• PROVIDED MATERIAL:
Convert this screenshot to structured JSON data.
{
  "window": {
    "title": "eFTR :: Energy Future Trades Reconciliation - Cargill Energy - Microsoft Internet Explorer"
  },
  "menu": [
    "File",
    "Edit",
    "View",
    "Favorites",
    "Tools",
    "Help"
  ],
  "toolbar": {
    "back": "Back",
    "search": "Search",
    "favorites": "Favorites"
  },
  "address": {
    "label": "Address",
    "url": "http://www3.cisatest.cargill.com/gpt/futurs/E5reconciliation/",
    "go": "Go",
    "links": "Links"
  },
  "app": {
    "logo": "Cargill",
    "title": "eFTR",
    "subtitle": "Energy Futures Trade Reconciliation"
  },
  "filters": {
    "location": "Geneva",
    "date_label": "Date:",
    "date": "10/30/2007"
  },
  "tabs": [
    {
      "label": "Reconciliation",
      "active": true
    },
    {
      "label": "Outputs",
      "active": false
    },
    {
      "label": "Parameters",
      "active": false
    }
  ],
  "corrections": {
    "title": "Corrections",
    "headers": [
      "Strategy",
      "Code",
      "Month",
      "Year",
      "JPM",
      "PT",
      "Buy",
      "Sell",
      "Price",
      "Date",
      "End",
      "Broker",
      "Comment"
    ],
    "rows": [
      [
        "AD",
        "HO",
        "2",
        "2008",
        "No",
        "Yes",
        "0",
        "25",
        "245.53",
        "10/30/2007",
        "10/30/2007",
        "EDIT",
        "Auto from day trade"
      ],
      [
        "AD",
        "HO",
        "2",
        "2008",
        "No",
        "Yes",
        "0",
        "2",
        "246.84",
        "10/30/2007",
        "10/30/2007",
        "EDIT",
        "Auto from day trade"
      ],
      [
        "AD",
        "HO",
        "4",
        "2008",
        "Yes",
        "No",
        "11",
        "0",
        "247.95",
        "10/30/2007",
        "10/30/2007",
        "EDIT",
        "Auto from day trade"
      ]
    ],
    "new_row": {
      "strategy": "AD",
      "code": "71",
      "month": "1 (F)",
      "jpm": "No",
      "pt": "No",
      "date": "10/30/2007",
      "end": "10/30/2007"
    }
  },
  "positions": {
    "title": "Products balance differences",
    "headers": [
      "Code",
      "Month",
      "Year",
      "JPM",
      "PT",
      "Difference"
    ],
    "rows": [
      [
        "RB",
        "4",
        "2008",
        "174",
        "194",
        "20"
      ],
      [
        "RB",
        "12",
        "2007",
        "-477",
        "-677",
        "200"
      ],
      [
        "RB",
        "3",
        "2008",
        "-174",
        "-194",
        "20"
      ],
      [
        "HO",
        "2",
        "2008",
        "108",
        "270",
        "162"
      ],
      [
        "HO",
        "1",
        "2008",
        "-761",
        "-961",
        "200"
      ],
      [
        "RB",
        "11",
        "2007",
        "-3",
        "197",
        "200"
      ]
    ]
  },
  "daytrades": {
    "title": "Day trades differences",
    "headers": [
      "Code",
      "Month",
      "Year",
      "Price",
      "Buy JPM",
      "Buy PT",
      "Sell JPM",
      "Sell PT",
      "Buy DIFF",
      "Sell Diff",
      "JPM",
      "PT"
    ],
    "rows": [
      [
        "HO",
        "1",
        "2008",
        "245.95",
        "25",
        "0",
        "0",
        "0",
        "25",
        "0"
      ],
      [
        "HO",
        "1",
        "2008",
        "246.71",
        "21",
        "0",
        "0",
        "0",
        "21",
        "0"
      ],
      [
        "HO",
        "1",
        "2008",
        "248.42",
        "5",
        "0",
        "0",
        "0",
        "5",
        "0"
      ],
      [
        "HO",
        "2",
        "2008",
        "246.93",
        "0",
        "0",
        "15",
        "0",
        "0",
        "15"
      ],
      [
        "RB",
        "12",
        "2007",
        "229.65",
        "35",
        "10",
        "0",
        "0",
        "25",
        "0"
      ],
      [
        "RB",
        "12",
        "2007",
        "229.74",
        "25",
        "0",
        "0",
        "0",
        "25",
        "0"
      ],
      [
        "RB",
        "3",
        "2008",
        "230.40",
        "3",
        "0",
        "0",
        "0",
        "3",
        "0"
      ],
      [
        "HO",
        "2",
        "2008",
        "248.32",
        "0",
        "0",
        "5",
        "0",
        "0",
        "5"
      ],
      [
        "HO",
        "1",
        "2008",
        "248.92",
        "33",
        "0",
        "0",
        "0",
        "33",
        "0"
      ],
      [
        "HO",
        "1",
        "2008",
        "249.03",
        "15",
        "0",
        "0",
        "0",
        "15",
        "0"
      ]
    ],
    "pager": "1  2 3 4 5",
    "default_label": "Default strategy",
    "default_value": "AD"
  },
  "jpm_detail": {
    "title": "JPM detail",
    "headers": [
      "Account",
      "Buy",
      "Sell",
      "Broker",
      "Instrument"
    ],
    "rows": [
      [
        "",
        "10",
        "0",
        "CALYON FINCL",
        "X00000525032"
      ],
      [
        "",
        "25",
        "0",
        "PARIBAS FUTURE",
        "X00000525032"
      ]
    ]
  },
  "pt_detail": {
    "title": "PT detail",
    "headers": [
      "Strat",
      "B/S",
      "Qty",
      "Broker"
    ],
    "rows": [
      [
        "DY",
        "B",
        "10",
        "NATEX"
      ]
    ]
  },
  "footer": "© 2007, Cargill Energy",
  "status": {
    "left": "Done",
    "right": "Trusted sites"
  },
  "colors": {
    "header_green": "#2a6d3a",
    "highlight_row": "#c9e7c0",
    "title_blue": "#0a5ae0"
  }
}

• STATED PROBLEM:
Please give back all of the records exactly as written.

• IN RESPONSE:
Convert this screenshot to structured JSON data.
{
  "window": {
    "title": "eFTR :: Energy Future Trades Reconciliation - Cargill Energy - Microsoft Internet Explorer"
  },
  "menu": [
    "File",
    "Edit",
    "View",
    "Favorites",
    "Tools",
    "Help"
  ],
  "toolbar": {
    "back": "Back",
    "search": "Search",
    "favorites": "Favorites"
  },
  "address": {
    "label": "Address",
    "url": "http://www3.cisatest.cargill.com/gpt/futurs/E5reconciliation/",
    "go": "Go",
    "links": "Links"
  },
  "app": {
    "logo": "Cargill",
    "title": "eFTR",
    "subtitle": "Energy Futures Trade Reconciliation"
  },
  "filters": {
    "location": "Geneva",
    "date_label": "Date:",
    "date": "10/30/2007"
  },
  "tabs": [
    {
      "label": "Reconciliation",
      "active": true
    },
    {
      "label": "Outputs",
      "active": false
    },
    {
      "label": "Parameters",
      "active": false
    }
  ],
  "corrections": {
    "title": "Corrections",
    "headers": [
      "Strategy",
      "Code",
      "Month",
      "Year",
      "JPM",
      "PT",
      "Buy",
      "Sell",
      "Price",
      "Date",
      "End",
      "Broker",
      "Comment"
    ],
    "rows": [
      [
        "AD",
        "HO",
        "2",
        "2008",
        "No",
        "Yes",
        "0",
        "25",
        "245.53",
        "10/30/2007",
        "10/30/2007",
        "EDIT",
        "Auto from day trade"
      ],
      [
        "AD",
        "HO",
        "2",
        "2008",
        "No",
        "Yes",
        "0",
        "2",
        "246.84",
        "10/30/2007",
        "10/30/2007",
        "EDIT",
        "Auto from day trade"
      ],
      [
        "AD",
        "HO",
        "4",
        "2008",
        "Yes",
        "No",
        "11",
        "0",
        "247.95",
        "10/30/2007",
        "10/30/2007",
        "EDIT",
        "Auto from day trade"
      ]
    ],
    "new_row": {
      "strategy": "AD",
      "code": "71",
      "month": "1 (F)",
      "jpm": "No",
      "pt": "No",
      "date": "10/30/2007",
      "end": "10/30/2007"
    }
  },
  "positions": {
    "title": "Products balance differences",
    "headers": [
      "Code",
      "Month",
      "Year",
      "JPM",
      "PT",
      "Difference"
    ],
    "rows": [
      [
        "RB",
        "4",
        "2008",
        "174",
        "194",
        "20"
      ],
      [
        "RB",
        "12",
        "2007",
        "-477",
        "-677",
        "200"
      ],
      [
        "RB",
        "3",
        "2008",
        "-174",
        "-194",
        "20"
      ],
      [
        "HO",
        "2",
        "2008",
        "108",
        "270",
        "162"
      ],
      [
        "HO",
        "1",
        "2008",
        "-761",
        "-961",
        "200"
      ],
      [
        "RB",
        "11",
        "2007",
        "-3",
        "197",
        "200"
      ]
    ]
  },
  "daytrades": {
    "title": "Day trades differences",
    "headers": [
      "Code",
      "Month",
      "Year",
      "Price",
      "Buy JPM",
      "Buy PT",
      "Sell JPM",
      "Sell PT",
      "Buy DIFF",
      "Sell Diff",
      "JPM",
      "PT"
    ],
    "rows": [
      [
        "HO",
        "1",
        "2008",
        "245.95",
        "25",
        "0",
        "0",
        "0",
        "25",
        "0"
      ],
      [
        "HO",
        "1",
        "2008",
        "246.71",
        "21",
        "0",
        "0",
        "0",
        "21",
        "0"
      ],
      [
        "HO",
        "1",
        "2008",
        "248.42",
        "5",
        "0",
        "0",
        "0",
        "5",
        "0"
      ],
      [
        "HO",
        "2",
        "2008",
        "246.93",
        "0",
        "0",
        "15",
        "0",
        "0",
        "15"
      ],
      [
        "RB",
        "12",
        "2007",
        "229.65",
        "35",
        "10",
        "0",
        "0",
        "25",
        "0"
      ],
      [
        "RB",
        "12",
        "2007",
        "229.74",
        "25",
        "0",
        "0",
        "0",
        "25",
        "0"
      ],
      [
        "RB",
        "3",
        "2008",
        "230.40",
        "3",
        "0",
        "0",
        "0",
        "3",
        "0"
      ],
      [
        "HO",
        "2",
        "2008",
        "248.32",
        "0",
        "0",
        "5",
        "0",
        "0",
        "5"
      ],
      [
        "HO",
        "1",
        "2008",
        "248.92",
        "33",
        "0",
        "0",
        "0",
        "33",
        "0"
      ],
      [
        "HO",
        "1",
        "2008",
        "249.03",
        "15",
        "0",
        "0",
        "0",
        "15",
        "0"
      ]
    ],
    "pager": "1  2 3 4 5",
    "default_label": "Default strategy",
    "default_value": "AD"
  },
  "jpm_detail": {
    "title": "JPM detail",
    "headers": [
      "Account",
      "Buy",
      "Sell",
      "Broker",
      "Instrument"
    ],
    "rows": [
      [
        "",
        "10",
        "0",
        "CALYON FINCL",
        "X00000525032"
      ],
      [
        "",
        "25",
        "0",
        "PARIBAS FUTURE",
        "X00000525032"
      ]
    ]
  },
  "pt_detail": {
    "title": "PT detail",
    "headers": [
      "Strat",
      "B/S",
      "Qty",
      "Broker"
    ],
    "rows": [
      [
        "DY",
        "B",
        "10",
        "NATEX"
      ]
    ]
  },
  "footer": "© 2007, Cargill Energy",
  "status": {
    "left": "Done",
    "right": "Trusted sites"
  },
  "colors": {
    "header_green": "#2a6d3a",
    "highlight_row": "#c9e7c0",
    "title_blue": "#0a5ae0"
  }
}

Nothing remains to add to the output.